++++ Supplied data ++++

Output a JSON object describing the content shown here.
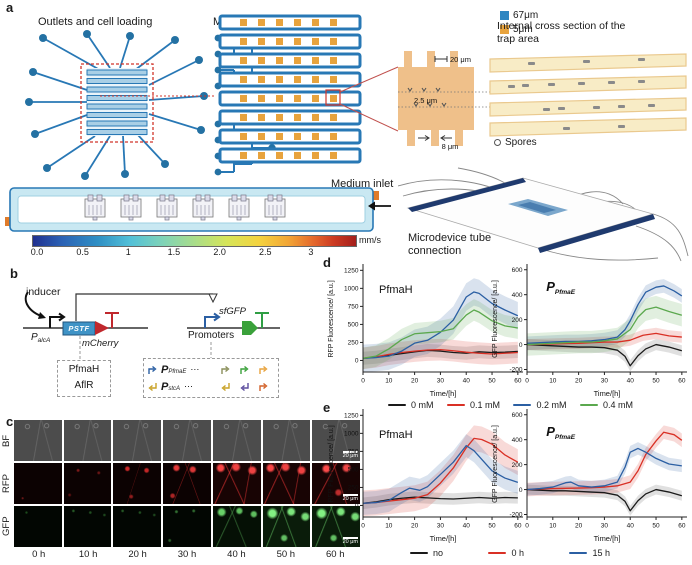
{
  "figure": {
    "panel_labels": {
      "a": "a",
      "b": "b",
      "c": "c",
      "d": "d",
      "e": "e"
    }
  },
  "panel_a": {
    "outlets_label": "Outlets and cell loading",
    "medium_inlets_label": "Medium inlets",
    "legend": [
      {
        "label": "67μm",
        "color": "#2e86c1"
      },
      {
        "label": "5μm",
        "color": "#e8a33d"
      }
    ],
    "cross_section_title": "Internal cross section of the trap area",
    "dims": {
      "trap_spacing": "20 μm",
      "slit": "2.5 μm",
      "channel": "8 μm"
    },
    "spores_label": "Spores",
    "medium_inlet_label": "Medium inlet",
    "colorbar": {
      "ticks": [
        "0.0",
        "0.5",
        "1",
        "1.5",
        "2.0",
        "2.5",
        "3"
      ],
      "values": [
        0,
        0.5,
        1,
        1.5,
        2,
        2.5,
        3
      ],
      "unit": "mm/s"
    },
    "microdevice_label_1": "Microdevice tube",
    "microdevice_label_2": "connection"
  },
  "panel_b": {
    "inducer": "inducer",
    "palca": {
      "main": "P",
      "sub": "alcA"
    },
    "pstf": "PSTF",
    "mcherry": "mCherry",
    "sfgfp": "sfGFP",
    "promoters_label": "Promoters",
    "tf_box": [
      "PfmaH",
      "AflR"
    ],
    "promoter_box": {
      "rows": [
        {
          "p": "P",
          "sub": "PfmaE",
          "dots": "⋯",
          "icons": [
            {
              "color": "#2b5fa3",
              "dir": "up"
            },
            {
              "color": "#8a8f5a",
              "dir": "up"
            },
            {
              "color": "#3aa13a",
              "dir": "up"
            },
            {
              "color": "#e8a33d",
              "dir": "up"
            }
          ]
        },
        {
          "p": "P",
          "sub": "stcA",
          "dots": "⋯",
          "icons": [
            {
              "color": "#c9a227",
              "dir": "down"
            },
            {
              "color": "#c9a227",
              "dir": "down"
            },
            {
              "color": "#5c4d9e",
              "dir": "down"
            },
            {
              "color": "#d2622a",
              "dir": "up"
            }
          ]
        }
      ]
    }
  },
  "panel_c": {
    "row_labels": [
      "BF",
      "RFP",
      "GFP"
    ],
    "time_labels": [
      "0 h",
      "10 h",
      "20 h",
      "30 h",
      "40 h",
      "50 h",
      "60 h"
    ],
    "scalebar": "20 μm"
  },
  "panel_d": {
    "legend": [
      {
        "label": "0 mM",
        "color": "#1a1a1a"
      },
      {
        "label": "0.1 mM",
        "color": "#d93025"
      },
      {
        "label": "0.2 mM",
        "color": "#2b5fa3"
      },
      {
        "label": "0.4 mM",
        "color": "#5ba84e"
      }
    ]
  },
  "panel_e": {
    "legend": [
      {
        "label": "no",
        "color": "#1a1a1a"
      },
      {
        "label": "0 h",
        "color": "#d93025"
      },
      {
        "label": "15 h",
        "color": "#2b5fa3"
      }
    ]
  },
  "chart_data": [
    {
      "id": "d-rfp",
      "type": "line",
      "annot": {
        "text": "PfmaH",
        "sub": "",
        "style": "plain",
        "fx": 0.1,
        "fy": 0.18
      },
      "ylabel": "RFP Fluorescence/ [a.u.]",
      "xlabel": "Time/[h]",
      "xlim": [
        0,
        62
      ],
      "ylim": [
        -160,
        1310
      ],
      "xticks": [
        0,
        10,
        20,
        30,
        40,
        50,
        60
      ],
      "yticks": [
        0,
        250,
        500,
        750,
        1000,
        1250
      ],
      "series": [
        {
          "name": "0 mM",
          "color": "#1a1a1a",
          "band": 90,
          "x": [
            0,
            5,
            10,
            15,
            20,
            25,
            30,
            35,
            40,
            45,
            50,
            55,
            60
          ],
          "y": [
            30,
            45,
            70,
            95,
            120,
            140,
            130,
            110,
            100,
            120,
            110,
            115,
            125
          ]
        },
        {
          "name": "0.1 mM",
          "color": "#d93025",
          "band": 150,
          "x": [
            0,
            5,
            10,
            15,
            20,
            25,
            30,
            35,
            40,
            45,
            50,
            55,
            60
          ],
          "y": [
            30,
            50,
            85,
            110,
            130,
            145,
            150,
            135,
            115,
            100,
            90,
            100,
            110
          ]
        },
        {
          "name": "0.2 mM",
          "color": "#2b5fa3",
          "band": 190,
          "x": [
            0,
            5,
            10,
            15,
            20,
            25,
            30,
            35,
            40,
            43,
            45,
            50,
            55,
            60
          ],
          "y": [
            30,
            40,
            60,
            130,
            240,
            280,
            390,
            560,
            880,
            950,
            930,
            790,
            700,
            620
          ]
        },
        {
          "name": "0.4 mM",
          "color": "#5ba84e",
          "band": 150,
          "x": [
            0,
            5,
            10,
            15,
            20,
            25,
            30,
            35,
            40,
            43,
            45,
            50,
            55,
            60
          ],
          "y": [
            30,
            60,
            160,
            290,
            370,
            385,
            400,
            440,
            630,
            700,
            670,
            550,
            480,
            450
          ]
        }
      ]
    },
    {
      "id": "d-gfp",
      "type": "line",
      "annot": {
        "text": "P",
        "sub": "PfmaE",
        "style": "italic",
        "fx": 0.12,
        "fy": 0.16
      },
      "ylabel": "GFP Fluorescence/ [a.u.]",
      "xlabel": "Time/[h]",
      "xlim": [
        0,
        62
      ],
      "ylim": [
        -220,
        630
      ],
      "xticks": [
        0,
        10,
        20,
        30,
        40,
        50,
        60
      ],
      "yticks": [
        -200,
        0,
        200,
        400,
        600
      ],
      "series": [
        {
          "name": "0 mM",
          "color": "#1a1a1a",
          "band": 45,
          "x": [
            0,
            5,
            10,
            15,
            20,
            25,
            30,
            35,
            38,
            40,
            43,
            46,
            50,
            55,
            60
          ],
          "y": [
            0,
            -5,
            -10,
            -15,
            -20,
            -20,
            -25,
            -45,
            -95,
            -170,
            -90,
            -35,
            0,
            -20,
            -50
          ]
        },
        {
          "name": "0.1 mM",
          "color": "#d93025",
          "band": 45,
          "x": [
            0,
            5,
            10,
            15,
            20,
            25,
            30,
            35,
            40,
            45,
            50,
            55,
            60
          ],
          "y": [
            0,
            2,
            5,
            8,
            10,
            15,
            20,
            20,
            35,
            75,
            90,
            70,
            60
          ]
        },
        {
          "name": "0.2 mM",
          "color": "#2b5fa3",
          "band": 55,
          "x": [
            0,
            5,
            10,
            15,
            20,
            25,
            30,
            35,
            38,
            40,
            43,
            46,
            50,
            53,
            57,
            60
          ],
          "y": [
            10,
            15,
            20,
            25,
            25,
            30,
            40,
            60,
            120,
            190,
            320,
            420,
            460,
            470,
            430,
            390
          ]
        },
        {
          "name": "0.4 mM",
          "color": "#5ba84e",
          "band": 90,
          "x": [
            0,
            5,
            10,
            15,
            20,
            25,
            30,
            35,
            40,
            43,
            46,
            50,
            55,
            60
          ],
          "y": [
            0,
            5,
            10,
            15,
            20,
            20,
            30,
            45,
            120,
            220,
            280,
            300,
            265,
            235
          ]
        }
      ]
    },
    {
      "id": "e-rfp",
      "type": "line",
      "annot": {
        "text": "PfmaH",
        "sub": "",
        "style": "plain",
        "fx": 0.1,
        "fy": 0.18
      },
      "ylabel": "RFP Fluorescence/ [a.u.]",
      "xlabel": "Time/[h]",
      "xlim": [
        0,
        62
      ],
      "ylim": [
        -160,
        1310
      ],
      "xticks": [
        0,
        10,
        20,
        30,
        40,
        50,
        60
      ],
      "yticks": [
        0,
        250,
        500,
        750,
        1000,
        1250
      ],
      "series": [
        {
          "name": "no",
          "color": "#1a1a1a",
          "band": 80,
          "x": [
            0,
            5,
            10,
            15,
            20,
            25,
            30,
            35,
            40,
            45,
            50,
            55,
            60
          ],
          "y": [
            30,
            50,
            80,
            100,
            115,
            105,
            95,
            90,
            100,
            110,
            100,
            110,
            105
          ]
        },
        {
          "name": "0 h",
          "color": "#d93025",
          "band": 180,
          "x": [
            0,
            5,
            10,
            15,
            20,
            25,
            30,
            35,
            40,
            43,
            46,
            50,
            55,
            60
          ],
          "y": [
            30,
            40,
            60,
            80,
            100,
            150,
            310,
            520,
            800,
            930,
            915,
            850,
            700,
            600
          ]
        },
        {
          "name": "15 h",
          "color": "#2b5fa3",
          "band": 160,
          "x": [
            0,
            5,
            10,
            15,
            18,
            22,
            25,
            30,
            35,
            40,
            43,
            46,
            50,
            55,
            60
          ],
          "y": [
            30,
            40,
            70,
            180,
            240,
            210,
            260,
            430,
            600,
            830,
            760,
            640,
            480,
            380,
            320
          ]
        }
      ]
    },
    {
      "id": "e-gfp",
      "type": "line",
      "annot": {
        "text": "P",
        "sub": "PfmaE",
        "style": "italic",
        "fx": 0.12,
        "fy": 0.16
      },
      "ylabel": "GFP Fluorescence/ [a.u.]",
      "xlabel": "Time/[h]",
      "xlim": [
        0,
        62
      ],
      "ylim": [
        -220,
        630
      ],
      "xticks": [
        0,
        10,
        20,
        30,
        40,
        50,
        60
      ],
      "yticks": [
        -200,
        0,
        200,
        400,
        600
      ],
      "series": [
        {
          "name": "no",
          "color": "#1a1a1a",
          "band": 40,
          "x": [
            0,
            5,
            10,
            15,
            20,
            25,
            30,
            35,
            38,
            40,
            43,
            46,
            50,
            55,
            60
          ],
          "y": [
            0,
            -5,
            -10,
            -10,
            -15,
            -20,
            -25,
            -45,
            -95,
            -170,
            -90,
            -35,
            0,
            -20,
            -50
          ]
        },
        {
          "name": "0 h",
          "color": "#d93025",
          "band": 55,
          "x": [
            0,
            5,
            10,
            15,
            20,
            25,
            30,
            35,
            40,
            43,
            46,
            50,
            53,
            57,
            60
          ],
          "y": [
            0,
            5,
            8,
            10,
            12,
            15,
            20,
            30,
            60,
            150,
            280,
            390,
            460,
            440,
            395
          ]
        },
        {
          "name": "15 h",
          "color": "#2b5fa3",
          "band": 50,
          "x": [
            0,
            5,
            10,
            15,
            17,
            20,
            25,
            30,
            35,
            38,
            40,
            43,
            46,
            50,
            55,
            60
          ],
          "y": [
            0,
            8,
            20,
            55,
            60,
            30,
            20,
            30,
            60,
            180,
            300,
            330,
            300,
            250,
            205,
            190
          ]
        }
      ]
    }
  ]
}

++++

Collect every line from the records above that contains the word "Medium".

    "medium_inlets_label": "Medium inlets",
    "medium_inlet_label": "Medium inlet",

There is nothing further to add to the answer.